■ What is asked: Please write out exactly the lines that begin at the line containing "Decode this image" and run to the end of the records.

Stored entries
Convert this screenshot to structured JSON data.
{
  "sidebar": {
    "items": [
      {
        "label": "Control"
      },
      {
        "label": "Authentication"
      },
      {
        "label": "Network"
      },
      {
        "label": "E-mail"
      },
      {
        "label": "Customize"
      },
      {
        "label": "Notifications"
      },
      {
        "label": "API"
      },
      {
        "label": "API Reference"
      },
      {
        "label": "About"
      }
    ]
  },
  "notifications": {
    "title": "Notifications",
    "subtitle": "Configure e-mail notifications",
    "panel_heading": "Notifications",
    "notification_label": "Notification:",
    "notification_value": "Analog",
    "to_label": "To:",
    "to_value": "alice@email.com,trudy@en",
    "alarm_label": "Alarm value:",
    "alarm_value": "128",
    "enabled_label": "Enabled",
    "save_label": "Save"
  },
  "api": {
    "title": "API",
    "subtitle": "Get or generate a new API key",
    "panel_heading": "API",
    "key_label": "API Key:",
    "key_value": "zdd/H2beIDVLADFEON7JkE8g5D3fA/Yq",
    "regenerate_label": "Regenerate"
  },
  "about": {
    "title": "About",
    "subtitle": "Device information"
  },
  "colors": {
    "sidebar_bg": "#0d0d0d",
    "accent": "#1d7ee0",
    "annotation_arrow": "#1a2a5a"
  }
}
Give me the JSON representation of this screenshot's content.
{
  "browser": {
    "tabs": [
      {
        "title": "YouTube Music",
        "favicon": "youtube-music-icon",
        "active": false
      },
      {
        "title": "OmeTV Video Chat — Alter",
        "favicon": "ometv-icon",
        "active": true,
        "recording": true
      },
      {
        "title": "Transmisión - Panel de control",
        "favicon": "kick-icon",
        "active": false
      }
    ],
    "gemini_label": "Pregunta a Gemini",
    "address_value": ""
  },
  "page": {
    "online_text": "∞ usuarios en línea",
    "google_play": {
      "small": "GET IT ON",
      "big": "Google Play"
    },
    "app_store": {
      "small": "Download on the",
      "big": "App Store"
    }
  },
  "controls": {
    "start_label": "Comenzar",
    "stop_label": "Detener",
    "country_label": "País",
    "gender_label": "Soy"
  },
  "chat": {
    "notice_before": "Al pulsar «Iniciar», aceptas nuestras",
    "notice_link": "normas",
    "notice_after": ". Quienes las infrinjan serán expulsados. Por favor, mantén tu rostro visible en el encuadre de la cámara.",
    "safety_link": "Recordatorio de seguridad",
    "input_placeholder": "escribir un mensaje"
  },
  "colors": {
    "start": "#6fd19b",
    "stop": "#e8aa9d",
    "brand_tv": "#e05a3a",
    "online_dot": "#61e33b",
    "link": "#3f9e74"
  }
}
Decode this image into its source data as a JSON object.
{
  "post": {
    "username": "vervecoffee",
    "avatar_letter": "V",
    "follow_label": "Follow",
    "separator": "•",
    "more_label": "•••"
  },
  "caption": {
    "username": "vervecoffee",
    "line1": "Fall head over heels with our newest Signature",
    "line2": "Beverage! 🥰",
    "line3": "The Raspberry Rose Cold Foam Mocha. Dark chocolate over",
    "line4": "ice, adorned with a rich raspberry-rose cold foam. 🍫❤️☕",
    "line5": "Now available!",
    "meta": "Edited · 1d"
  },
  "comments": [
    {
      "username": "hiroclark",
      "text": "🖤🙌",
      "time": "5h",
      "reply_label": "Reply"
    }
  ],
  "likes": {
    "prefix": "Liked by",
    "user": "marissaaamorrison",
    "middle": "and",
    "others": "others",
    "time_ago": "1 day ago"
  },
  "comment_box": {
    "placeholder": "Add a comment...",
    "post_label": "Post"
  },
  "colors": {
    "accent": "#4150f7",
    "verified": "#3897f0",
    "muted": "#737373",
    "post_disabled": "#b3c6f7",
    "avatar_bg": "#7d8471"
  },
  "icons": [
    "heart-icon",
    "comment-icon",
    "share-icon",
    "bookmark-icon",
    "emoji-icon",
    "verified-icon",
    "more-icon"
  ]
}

■ Exercise response:
Decode this image into its source data as a JSON object.
{
  "post": {
    "username": "vervecoffee",
    "avatar_letter": "V",
    "follow_label": "Follow",
    "separator": "•",
    "more_label": "•••"
  },
  "caption": {
    "username": "vervecoffee",
    "line1": "Fall head over heels with our newest Signature",
    "line2": "Beverage! 🥰",
    "line3": "The Raspberry Rose Cold Foam Mocha. Dark chocolate over",
    "line4": "ice, adorned with a rich raspberry-rose cold foam. 🍫❤️☕",
    "line5": "Now available!",
    "meta": "Edited · 1d"
  },
  "comments": [
    {
      "username": "hiroclark",
      "text": "🖤🙌",
      "time": "5h",
      "reply_label": "Reply"
    }
  ],
  "likes": {
    "prefix": "Liked by",
    "user": "marissaaamorrison",
    "middle": "and",
    "others": "others",
    "time_ago": "1 day ago"
  },
  "comment_box": {
    "placeholder": "Add a comment...",
    "post_label": "Post"
  },
  "colors": {
    "accent": "#4150f7",
    "verified": "#3897f0",
    "muted": "#737373",
    "post_disabled": "#b3c6f7",
    "avatar_bg": "#7d8471"
  },
  "icons": [
    "heart-icon",
    "comment-icon",
    "share-icon",
    "bookmark-icon",
    "emoji-icon",
    "verified-icon",
    "more-icon"
  ]
}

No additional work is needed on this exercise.